> YOUR TASK
Locate all lines with the word "screenshot". Copy them.

── SOURCE DATA

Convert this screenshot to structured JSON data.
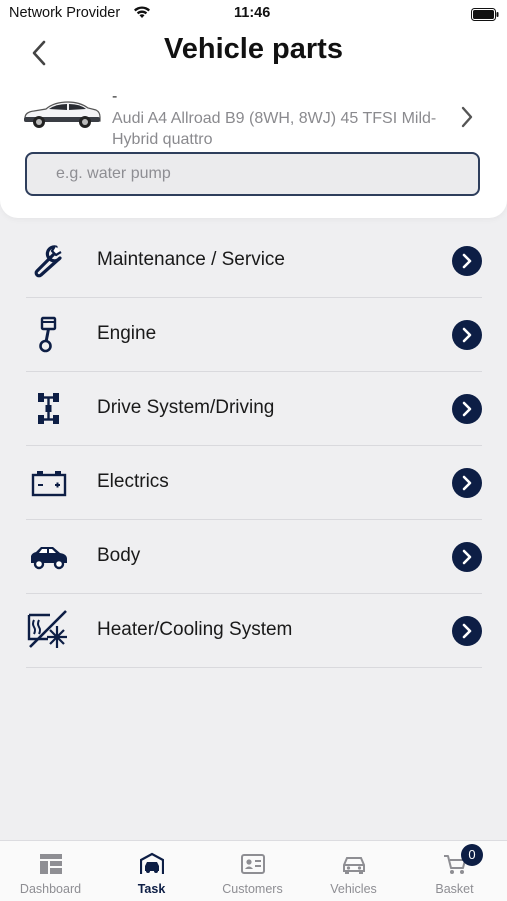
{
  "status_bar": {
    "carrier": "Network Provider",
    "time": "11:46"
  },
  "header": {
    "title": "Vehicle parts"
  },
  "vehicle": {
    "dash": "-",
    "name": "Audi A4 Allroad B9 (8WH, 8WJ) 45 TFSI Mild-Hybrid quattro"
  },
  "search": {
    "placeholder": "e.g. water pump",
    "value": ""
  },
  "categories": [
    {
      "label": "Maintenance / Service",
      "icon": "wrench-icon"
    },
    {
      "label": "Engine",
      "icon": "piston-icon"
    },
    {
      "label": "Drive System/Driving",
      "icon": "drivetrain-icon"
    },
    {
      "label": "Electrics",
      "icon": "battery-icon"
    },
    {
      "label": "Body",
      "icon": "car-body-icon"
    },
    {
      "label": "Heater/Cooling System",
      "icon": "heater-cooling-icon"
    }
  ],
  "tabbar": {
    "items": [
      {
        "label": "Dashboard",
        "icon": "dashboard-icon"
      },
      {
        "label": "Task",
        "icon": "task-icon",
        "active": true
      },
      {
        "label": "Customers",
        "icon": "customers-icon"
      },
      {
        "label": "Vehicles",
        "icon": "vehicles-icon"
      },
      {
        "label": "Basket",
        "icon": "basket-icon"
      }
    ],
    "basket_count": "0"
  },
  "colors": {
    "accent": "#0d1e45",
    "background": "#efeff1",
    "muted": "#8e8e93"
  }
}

────
── SOURCE DATA

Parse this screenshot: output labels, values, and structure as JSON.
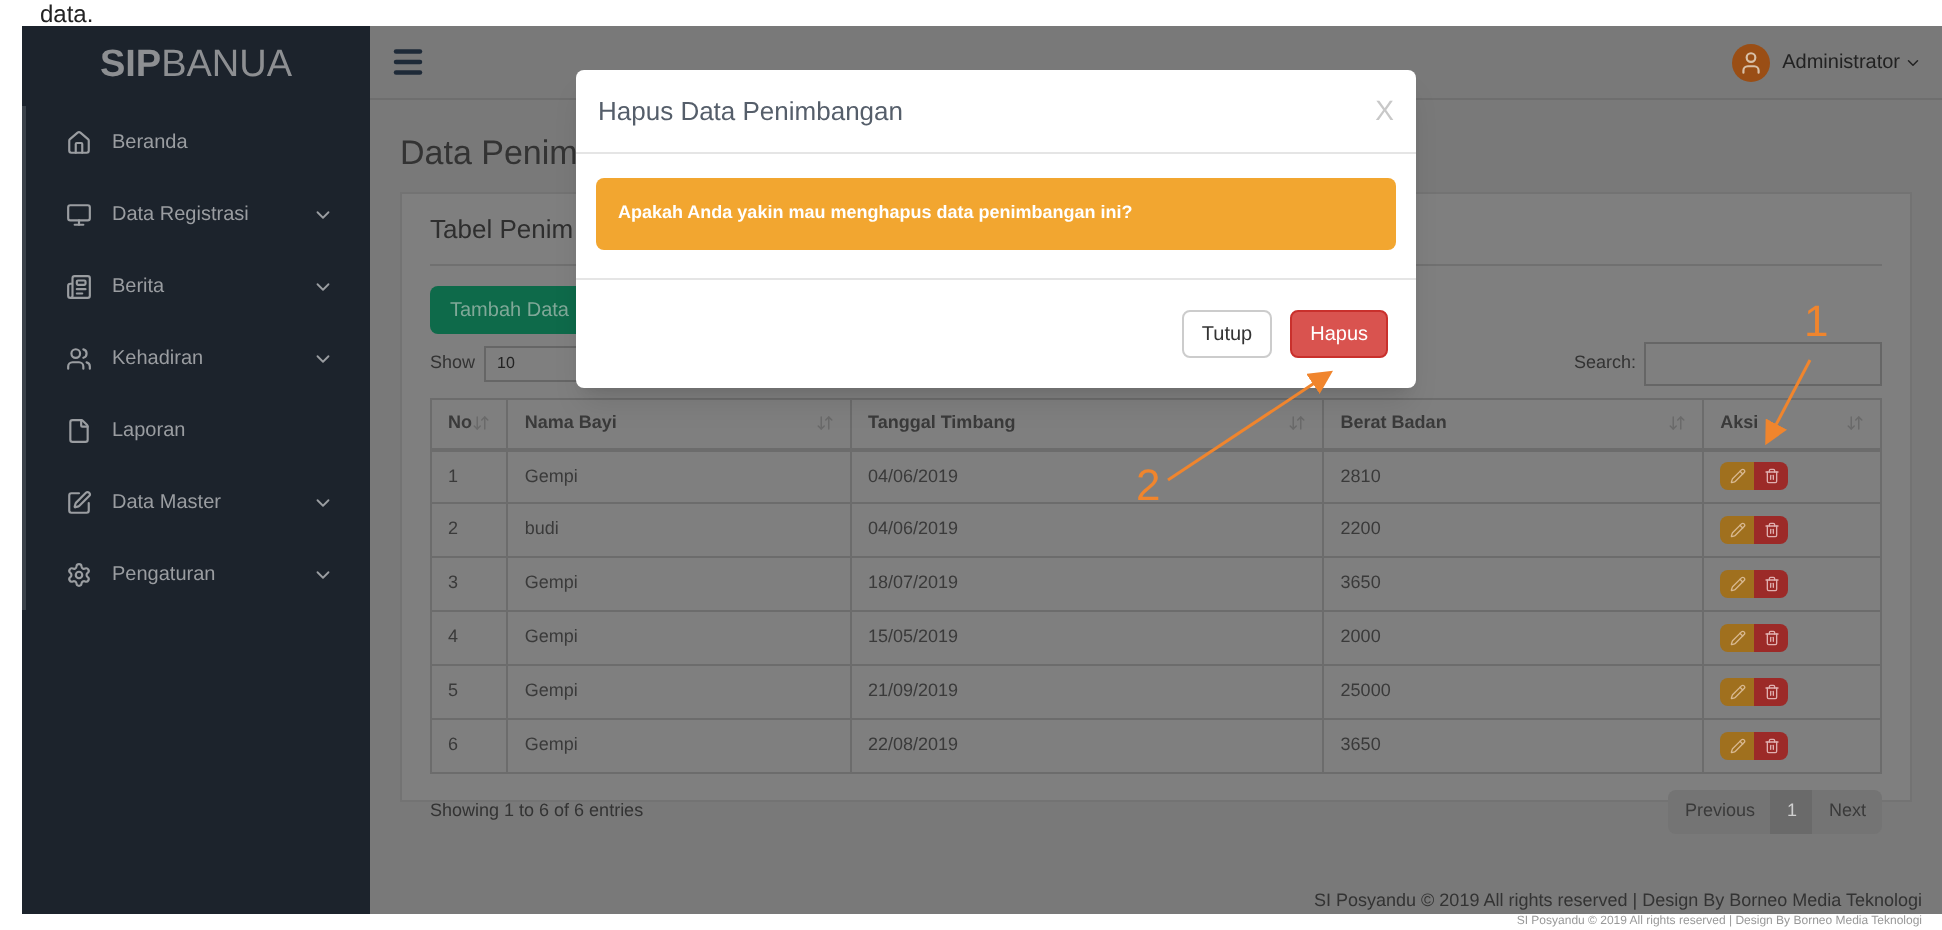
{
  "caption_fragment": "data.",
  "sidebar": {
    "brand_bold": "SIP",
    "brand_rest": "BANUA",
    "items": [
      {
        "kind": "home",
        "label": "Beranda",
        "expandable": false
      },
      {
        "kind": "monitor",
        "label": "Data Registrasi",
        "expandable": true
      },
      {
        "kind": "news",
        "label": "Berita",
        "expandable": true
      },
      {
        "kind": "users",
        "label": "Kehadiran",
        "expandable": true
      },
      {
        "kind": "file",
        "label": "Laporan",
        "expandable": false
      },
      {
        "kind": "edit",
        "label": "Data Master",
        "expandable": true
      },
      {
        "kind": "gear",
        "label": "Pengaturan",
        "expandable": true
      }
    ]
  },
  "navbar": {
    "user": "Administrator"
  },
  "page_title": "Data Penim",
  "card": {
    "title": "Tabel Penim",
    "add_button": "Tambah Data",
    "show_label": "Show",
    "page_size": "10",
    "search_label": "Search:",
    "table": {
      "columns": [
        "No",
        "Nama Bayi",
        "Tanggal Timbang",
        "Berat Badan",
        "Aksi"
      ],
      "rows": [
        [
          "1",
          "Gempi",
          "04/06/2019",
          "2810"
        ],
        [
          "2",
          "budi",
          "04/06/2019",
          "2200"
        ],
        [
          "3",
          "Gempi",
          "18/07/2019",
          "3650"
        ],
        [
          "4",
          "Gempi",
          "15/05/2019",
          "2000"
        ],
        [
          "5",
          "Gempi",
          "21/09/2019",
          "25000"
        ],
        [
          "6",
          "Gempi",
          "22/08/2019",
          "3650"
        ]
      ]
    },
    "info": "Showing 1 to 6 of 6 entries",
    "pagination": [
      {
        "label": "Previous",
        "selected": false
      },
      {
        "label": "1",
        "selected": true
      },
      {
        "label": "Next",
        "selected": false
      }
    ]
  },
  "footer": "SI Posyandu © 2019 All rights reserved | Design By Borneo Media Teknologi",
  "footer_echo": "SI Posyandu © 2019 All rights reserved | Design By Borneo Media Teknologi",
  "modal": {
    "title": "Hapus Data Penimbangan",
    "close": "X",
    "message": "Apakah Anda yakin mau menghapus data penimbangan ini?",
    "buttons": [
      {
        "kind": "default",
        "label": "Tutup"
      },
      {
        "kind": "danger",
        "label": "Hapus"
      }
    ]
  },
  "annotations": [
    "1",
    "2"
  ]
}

────

> TASK RESULT
Convert this screenshot to structured JSON data.
Parse this screenshot: output labels, values, and structure as JSON.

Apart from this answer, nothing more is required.